## WHAT THE TASK ASKS
Could you write out the records below exactly as they appear, leaving out any pictures?
|---|
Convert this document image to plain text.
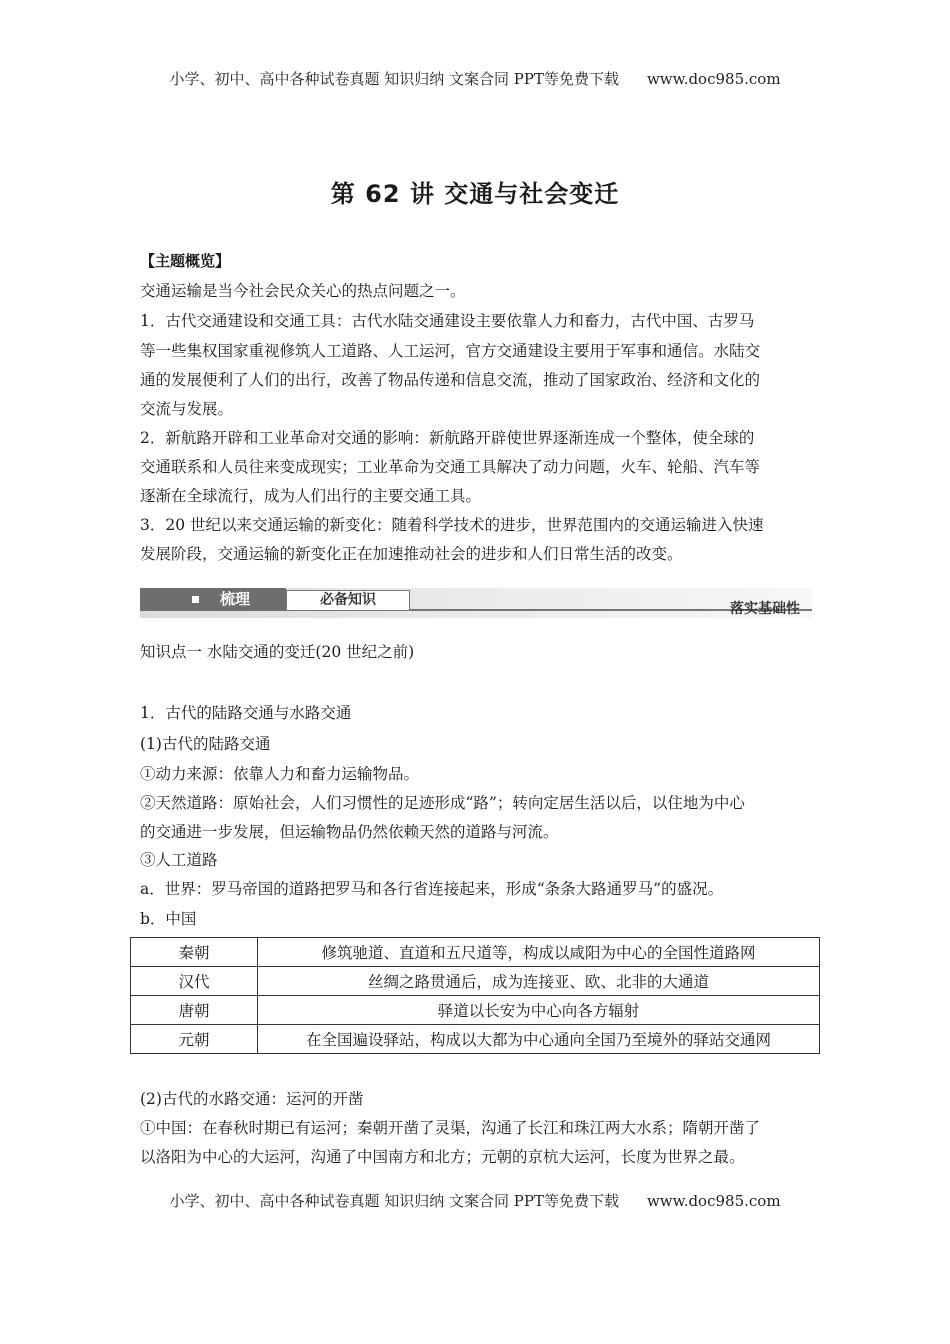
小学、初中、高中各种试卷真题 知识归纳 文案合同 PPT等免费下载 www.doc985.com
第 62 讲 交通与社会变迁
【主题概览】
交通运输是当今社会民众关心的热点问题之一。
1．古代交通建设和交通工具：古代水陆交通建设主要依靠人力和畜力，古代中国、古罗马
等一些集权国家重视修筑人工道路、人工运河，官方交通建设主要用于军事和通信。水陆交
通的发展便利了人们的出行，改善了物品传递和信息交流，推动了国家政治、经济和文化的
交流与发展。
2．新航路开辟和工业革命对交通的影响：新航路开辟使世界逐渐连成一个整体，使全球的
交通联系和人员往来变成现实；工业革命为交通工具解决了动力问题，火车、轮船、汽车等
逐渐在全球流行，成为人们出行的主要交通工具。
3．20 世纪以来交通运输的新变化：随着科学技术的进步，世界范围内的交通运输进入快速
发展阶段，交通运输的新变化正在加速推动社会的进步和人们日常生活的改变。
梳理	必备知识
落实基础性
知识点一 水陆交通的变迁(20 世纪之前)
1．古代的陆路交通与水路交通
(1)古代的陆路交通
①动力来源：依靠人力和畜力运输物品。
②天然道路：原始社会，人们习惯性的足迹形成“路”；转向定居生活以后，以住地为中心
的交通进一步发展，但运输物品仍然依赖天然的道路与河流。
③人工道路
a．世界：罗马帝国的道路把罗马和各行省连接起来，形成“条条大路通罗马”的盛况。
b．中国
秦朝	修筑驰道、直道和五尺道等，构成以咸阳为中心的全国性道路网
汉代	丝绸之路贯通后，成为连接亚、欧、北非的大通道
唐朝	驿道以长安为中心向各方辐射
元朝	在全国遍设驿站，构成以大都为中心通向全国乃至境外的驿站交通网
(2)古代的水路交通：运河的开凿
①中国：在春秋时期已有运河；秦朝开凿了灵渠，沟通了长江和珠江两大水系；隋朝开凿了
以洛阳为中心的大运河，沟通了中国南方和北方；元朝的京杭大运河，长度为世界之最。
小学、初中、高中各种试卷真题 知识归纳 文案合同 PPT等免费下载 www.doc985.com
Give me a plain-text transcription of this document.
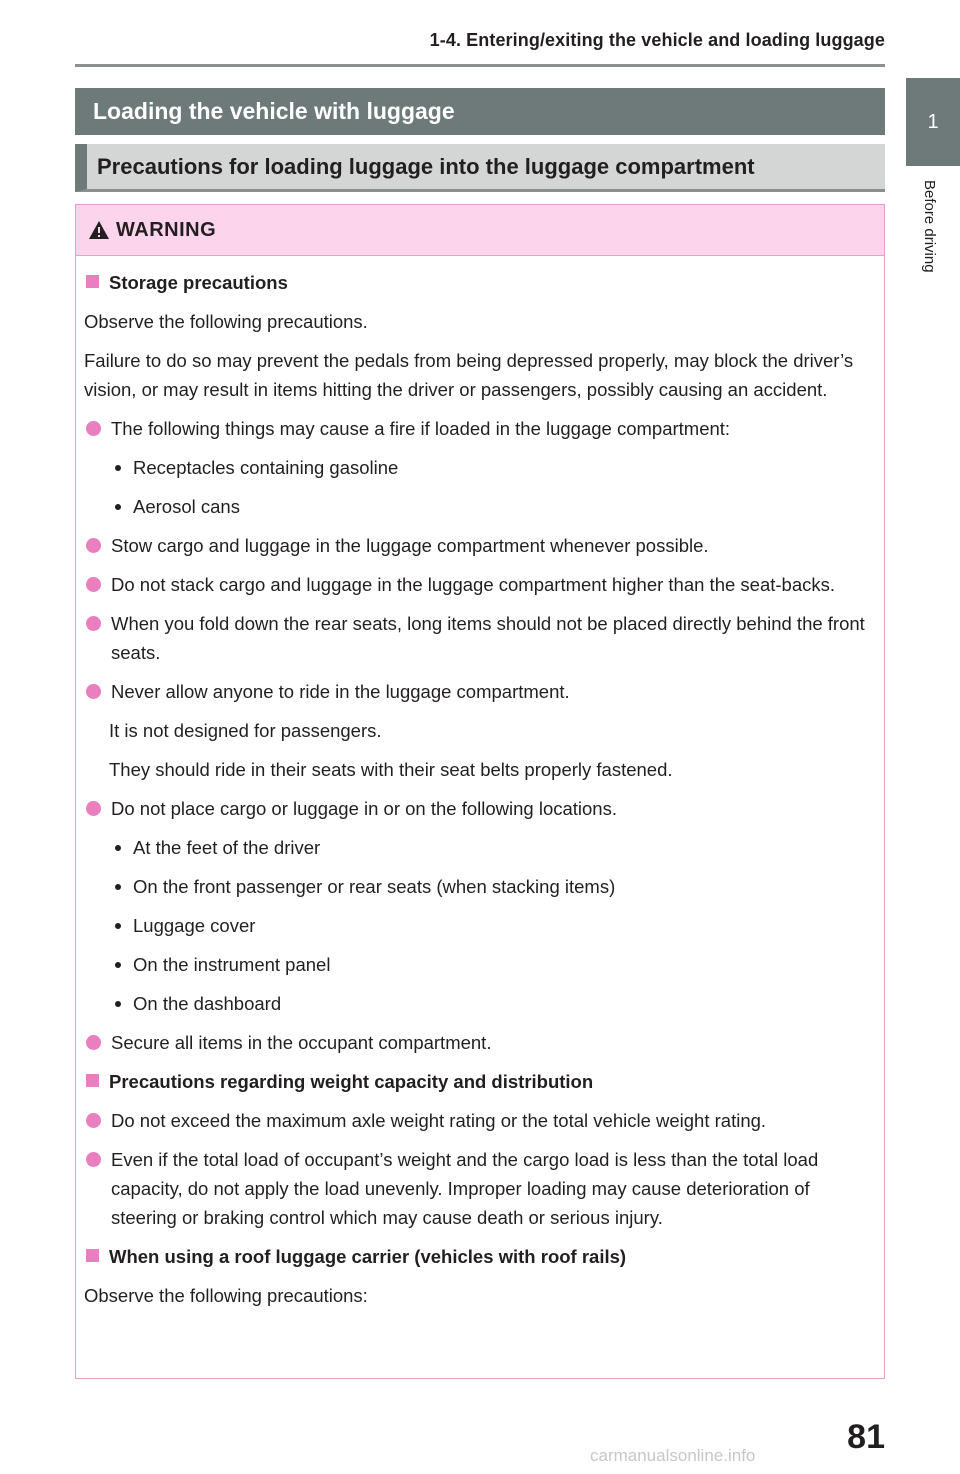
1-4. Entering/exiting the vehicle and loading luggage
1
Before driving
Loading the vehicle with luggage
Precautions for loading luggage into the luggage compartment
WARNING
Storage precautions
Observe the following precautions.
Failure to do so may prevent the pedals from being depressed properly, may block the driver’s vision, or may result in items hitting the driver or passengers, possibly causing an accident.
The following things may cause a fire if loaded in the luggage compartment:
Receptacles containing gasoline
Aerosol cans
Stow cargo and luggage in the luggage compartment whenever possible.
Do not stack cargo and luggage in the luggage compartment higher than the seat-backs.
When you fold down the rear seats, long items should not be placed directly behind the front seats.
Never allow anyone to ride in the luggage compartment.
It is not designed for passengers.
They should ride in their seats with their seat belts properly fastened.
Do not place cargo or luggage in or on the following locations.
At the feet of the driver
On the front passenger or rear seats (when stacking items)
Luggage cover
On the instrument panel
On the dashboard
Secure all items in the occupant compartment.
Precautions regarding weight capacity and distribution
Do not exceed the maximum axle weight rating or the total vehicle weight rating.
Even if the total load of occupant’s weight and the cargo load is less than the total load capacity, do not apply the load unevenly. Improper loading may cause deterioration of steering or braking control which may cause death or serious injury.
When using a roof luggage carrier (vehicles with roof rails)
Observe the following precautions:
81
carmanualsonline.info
|---|
## RESULT OF THE EXERCISE
Convert this document image to plain text.
小学、初中、高中各种试卷真题 知识归纳 文案合同 PPT等免费下载 www.doc985.com
第 62 讲 交通与社会变迁
【主题概览】
交通运输是当今社会民众关心的热点问题之一。
1．古代交通建设和交通工具：古代水陆交通建设主要依靠人力和畜力，古代中国、古罗马
等一些集权国家重视修筑人工道路、人工运河，官方交通建设主要用于军事和通信。水陆交
通的发展便利了人们的出行，改善了物品传递和信息交流，推动了国家政治、经济和文化的
交流与发展。
2．新航路开辟和工业革命对交通的影响：新航路开辟使世界逐渐连成一个整体，使全球的
交通联系和人员往来变成现实；工业革命为交通工具解决了动力问题，火车、轮船、汽车等
逐渐在全球流行，成为人们出行的主要交通工具。
3．20 世纪以来交通运输的新变化：随着科学技术的进步，世界范围内的交通运输进入快速
发展阶段，交通运输的新变化正在加速推动社会的进步和人们日常生活的改变。
梳理	必备知识
落实基础性
知识点一 水陆交通的变迁(20 世纪之前)
1．古代的陆路交通与水路交通
(1)古代的陆路交通
①动力来源：依靠人力和畜力运输物品。
②天然道路：原始社会，人们习惯性的足迹形成“路”；转向定居生活以后，以住地为中心
的交通进一步发展，但运输物品仍然依赖天然的道路与河流。
③人工道路
a．世界：罗马帝国的道路把罗马和各行省连接起来，形成“条条大路通罗马”的盛况。
b．中国
秦朝	修筑驰道、直道和五尺道等，构成以咸阳为中心的全国性道路网
汉代	丝绸之路贯通后，成为连接亚、欧、北非的大通道
唐朝	驿道以长安为中心向各方辐射
元朝	在全国遍设驿站，构成以大都为中心通向全国乃至境外的驿站交通网
(2)古代的水路交通：运河的开凿
①中国：在春秋时期已有运河；秦朝开凿了灵渠，沟通了长江和珠江两大水系；隋朝开凿了
以洛阳为中心的大运河，沟通了中国南方和北方；元朝的京杭大运河，长度为世界之最。
小学、初中、高中各种试卷真题 知识归纳 文案合同 PPT等免费下载 www.doc985.com
Give me a plain-text transcription of this document.
1-4. Entering/exiting the vehicle and loading luggage
1
Before driving
Loading the vehicle with luggage
Precautions for loading luggage into the luggage compartment
WARNING
Storage precautions
Observe the following precautions.
Failure to do so may prevent the pedals from being depressed properly, may block the driver’s vision, or may result in items hitting the driver or passengers, possibly causing an accident.
The following things may cause a fire if loaded in the luggage compartment:
Receptacles containing gasoline
Aerosol cans
Stow cargo and luggage in the luggage compartment whenever possible.
Do not stack cargo and luggage in the luggage compartment higher than the seat-backs.
When you fold down the rear seats, long items should not be placed directly behind the front seats.
Never allow anyone to ride in the luggage compartment.
It is not designed for passengers.
They should ride in their seats with their seat belts properly fastened.
Do not place cargo or luggage in or on the following locations.
At the feet of the driver
On the front passenger or rear seats (when stacking items)
Luggage cover
On the instrument panel
On the dashboard
Secure all items in the occupant compartment.
Precautions regarding weight capacity and distribution
Do not exceed the maximum axle weight rating or the total vehicle weight rating.
Even if the total load of occupant’s weight and the cargo load is less than the total load capacity, do not apply the load unevenly. Improper loading may cause deterioration of steering or braking control which may cause death or serious injury.
When using a roof luggage carrier (vehicles with roof rails)
Observe the following precautions:
81
carmanualsonline.info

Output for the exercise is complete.